→ Exercise prompt: Write every record out again exactly as given.

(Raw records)
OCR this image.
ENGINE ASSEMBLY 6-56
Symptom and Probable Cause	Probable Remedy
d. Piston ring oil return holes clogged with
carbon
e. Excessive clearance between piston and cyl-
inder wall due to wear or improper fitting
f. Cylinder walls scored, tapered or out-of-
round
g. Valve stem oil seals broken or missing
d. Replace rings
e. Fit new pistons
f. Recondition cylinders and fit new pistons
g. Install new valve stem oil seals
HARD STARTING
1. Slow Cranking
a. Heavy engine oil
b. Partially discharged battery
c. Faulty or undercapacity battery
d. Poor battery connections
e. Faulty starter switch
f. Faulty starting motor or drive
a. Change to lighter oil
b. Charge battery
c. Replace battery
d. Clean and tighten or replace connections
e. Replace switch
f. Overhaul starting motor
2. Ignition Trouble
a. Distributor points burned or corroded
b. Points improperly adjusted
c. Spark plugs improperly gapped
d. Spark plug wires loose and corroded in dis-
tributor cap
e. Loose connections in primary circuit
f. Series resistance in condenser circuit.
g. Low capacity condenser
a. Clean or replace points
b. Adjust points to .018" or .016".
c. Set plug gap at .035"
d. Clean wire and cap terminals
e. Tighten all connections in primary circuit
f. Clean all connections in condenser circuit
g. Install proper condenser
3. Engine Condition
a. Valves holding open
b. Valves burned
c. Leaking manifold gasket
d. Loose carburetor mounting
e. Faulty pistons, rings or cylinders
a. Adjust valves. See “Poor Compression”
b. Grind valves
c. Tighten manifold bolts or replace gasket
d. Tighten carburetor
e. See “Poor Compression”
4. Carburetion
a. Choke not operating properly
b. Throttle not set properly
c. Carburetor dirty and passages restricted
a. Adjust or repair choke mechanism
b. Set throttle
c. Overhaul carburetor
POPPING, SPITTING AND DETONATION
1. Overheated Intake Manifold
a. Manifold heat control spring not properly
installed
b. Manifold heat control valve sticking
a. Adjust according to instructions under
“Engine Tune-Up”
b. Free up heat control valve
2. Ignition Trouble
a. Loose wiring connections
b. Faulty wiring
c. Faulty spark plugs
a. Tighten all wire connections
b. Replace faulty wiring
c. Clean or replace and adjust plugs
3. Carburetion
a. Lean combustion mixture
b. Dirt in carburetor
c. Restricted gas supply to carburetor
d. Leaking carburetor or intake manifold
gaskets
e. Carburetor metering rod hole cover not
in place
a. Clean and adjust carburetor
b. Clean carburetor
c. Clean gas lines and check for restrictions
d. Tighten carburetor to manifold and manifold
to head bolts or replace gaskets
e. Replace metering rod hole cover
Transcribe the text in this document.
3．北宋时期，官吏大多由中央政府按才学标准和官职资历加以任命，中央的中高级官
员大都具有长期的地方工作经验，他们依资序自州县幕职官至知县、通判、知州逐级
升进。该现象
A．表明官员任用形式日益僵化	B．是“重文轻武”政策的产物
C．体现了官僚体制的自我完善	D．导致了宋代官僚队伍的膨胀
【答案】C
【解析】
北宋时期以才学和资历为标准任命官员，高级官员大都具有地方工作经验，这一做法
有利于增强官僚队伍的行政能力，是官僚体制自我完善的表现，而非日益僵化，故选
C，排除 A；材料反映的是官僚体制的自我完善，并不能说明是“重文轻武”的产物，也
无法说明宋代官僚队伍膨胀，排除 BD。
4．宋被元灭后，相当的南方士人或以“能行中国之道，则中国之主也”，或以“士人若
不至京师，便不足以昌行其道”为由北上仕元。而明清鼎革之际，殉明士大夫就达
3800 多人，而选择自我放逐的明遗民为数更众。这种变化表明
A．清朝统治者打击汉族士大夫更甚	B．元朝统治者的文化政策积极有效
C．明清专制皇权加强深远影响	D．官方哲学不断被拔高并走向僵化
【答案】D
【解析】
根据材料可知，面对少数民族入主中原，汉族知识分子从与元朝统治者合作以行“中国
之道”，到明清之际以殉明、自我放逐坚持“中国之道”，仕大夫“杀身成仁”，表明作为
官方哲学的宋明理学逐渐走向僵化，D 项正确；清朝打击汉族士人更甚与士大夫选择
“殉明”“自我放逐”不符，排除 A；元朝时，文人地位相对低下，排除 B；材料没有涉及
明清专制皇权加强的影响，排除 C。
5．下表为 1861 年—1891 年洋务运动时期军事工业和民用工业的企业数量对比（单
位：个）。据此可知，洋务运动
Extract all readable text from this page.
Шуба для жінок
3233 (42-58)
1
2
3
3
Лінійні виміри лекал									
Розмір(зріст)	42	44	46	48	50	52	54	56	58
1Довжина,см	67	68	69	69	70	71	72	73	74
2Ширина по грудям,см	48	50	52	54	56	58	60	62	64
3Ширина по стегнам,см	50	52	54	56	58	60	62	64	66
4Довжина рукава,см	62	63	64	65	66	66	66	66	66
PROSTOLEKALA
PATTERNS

→ Written solution:
OCR this image.
ENGINE ASSEMBLY 6-56
Symptom and Probable Cause	Probable Remedy
d. Piston ring oil return holes clogged with
carbon
e. Excessive clearance between piston and cyl-
inder wall due to wear or improper fitting
f. Cylinder walls scored, tapered or out-of-
round
g. Valve stem oil seals broken or missing
d. Replace rings
e. Fit new pistons
f. Recondition cylinders and fit new pistons
g. Install new valve stem oil seals
HARD STARTING
1. Slow Cranking
a. Heavy engine oil
b. Partially discharged battery
c. Faulty or undercapacity battery
d. Poor battery connections
e. Faulty starter switch
f. Faulty starting motor or drive
a. Change to lighter oil
b. Charge battery
c. Replace battery
d. Clean and tighten or replace connections
e. Replace switch
f. Overhaul starting motor
2. Ignition Trouble
a. Distributor points burned or corroded
b. Points improperly adjusted
c. Spark plugs improperly gapped
d. Spark plug wires loose and corroded in dis-
tributor cap
e. Loose connections in primary circuit
f. Series resistance in condenser circuit.
g. Low capacity condenser
a. Clean or replace points
b. Adjust points to .018" or .016".
c. Set plug gap at .035"
d. Clean wire and cap terminals
e. Tighten all connections in primary circuit
f. Clean all connections in condenser circuit
g. Install proper condenser
3. Engine Condition
a. Valves holding open
b. Valves burned
c. Leaking manifold gasket
d. Loose carburetor mounting
e. Faulty pistons, rings or cylinders
a. Adjust valves. See “Poor Compression”
b. Grind valves
c. Tighten manifold bolts or replace gasket
d. Tighten carburetor
e. See “Poor Compression”
4. Carburetion
a. Choke not operating properly
b. Throttle not set properly
c. Carburetor dirty and passages restricted
a. Adjust or repair choke mechanism
b. Set throttle
c. Overhaul carburetor
POPPING, SPITTING AND DETONATION
1. Overheated Intake Manifold
a. Manifold heat control spring not properly
installed
b. Manifold heat control valve sticking
a. Adjust according to instructions under
“Engine Tune-Up”
b. Free up heat control valve
2. Ignition Trouble
a. Loose wiring connections
b. Faulty wiring
c. Faulty spark plugs
a. Tighten all wire connections
b. Replace faulty wiring
c. Clean or replace and adjust plugs
3. Carburetion
a. Lean combustion mixture
b. Dirt in carburetor
c. Restricted gas supply to carburetor
d. Leaking carburetor or intake manifold
gaskets
e. Carburetor metering rod hole cover not
in place
a. Clean and adjust carburetor
b. Clean carburetor
c. Clean gas lines and check for restrictions
d. Tighten carburetor to manifold and manifold
to head bolts or replace gaskets
e. Replace metering rod hole cover
Transcribe the text in this document.
3．北宋时期，官吏大多由中央政府按才学标准和官职资历加以任命，中央的中高级官
员大都具有长期的地方工作经验，他们依资序自州县幕职官至知县、通判、知州逐级
升进。该现象
A．表明官员任用形式日益僵化	B．是“重文轻武”政策的产物
C．体现了官僚体制的自我完善	D．导致了宋代官僚队伍的膨胀
【答案】C
【解析】
北宋时期以才学和资历为标准任命官员，高级官员大都具有地方工作经验，这一做法
有利于增强官僚队伍的行政能力，是官僚体制自我完善的表现，而非日益僵化，故选
C，排除 A；材料反映的是官僚体制的自我完善，并不能说明是“重文轻武”的产物，也
无法说明宋代官僚队伍膨胀，排除 BD。
4．宋被元灭后，相当的南方士人或以“能行中国之道，则中国之主也”，或以“士人若
不至京师，便不足以昌行其道”为由北上仕元。而明清鼎革之际，殉明士大夫就达
3800 多人，而选择自我放逐的明遗民为数更众。这种变化表明
A．清朝统治者打击汉族士大夫更甚	B．元朝统治者的文化政策积极有效
C．明清专制皇权加强深远影响	D．官方哲学不断被拔高并走向僵化
【答案】D
【解析】
根据材料可知，面对少数民族入主中原，汉族知识分子从与元朝统治者合作以行“中国
之道”，到明清之际以殉明、自我放逐坚持“中国之道”，仕大夫“杀身成仁”，表明作为
官方哲学的宋明理学逐渐走向僵化，D 项正确；清朝打击汉族士人更甚与士大夫选择
“殉明”“自我放逐”不符，排除 A；元朝时，文人地位相对低下，排除 B；材料没有涉及
明清专制皇权加强的影响，排除 C。
5．下表为 1861 年—1891 年洋务运动时期军事工业和民用工业的企业数量对比（单
位：个）。据此可知，洋务运动
Extract all readable text from this page.
Шуба для жінок
3233 (42-58)
1
2
3
3
Лінійні виміри лекал									
Розмір(зріст)	42	44	46	48	50	52	54	56	58
1Довжина,см	67	68	69	69	70	71	72	73	74
2Ширина по грудям,см	48	50	52	54	56	58	60	62	64
3Ширина по стегнам,см	50	52	54	56	58	60	62	64	66
4Довжина рукава,см	62	63	64	65	66	66	66	66	66
PROSTOLEKALA
PATTERNS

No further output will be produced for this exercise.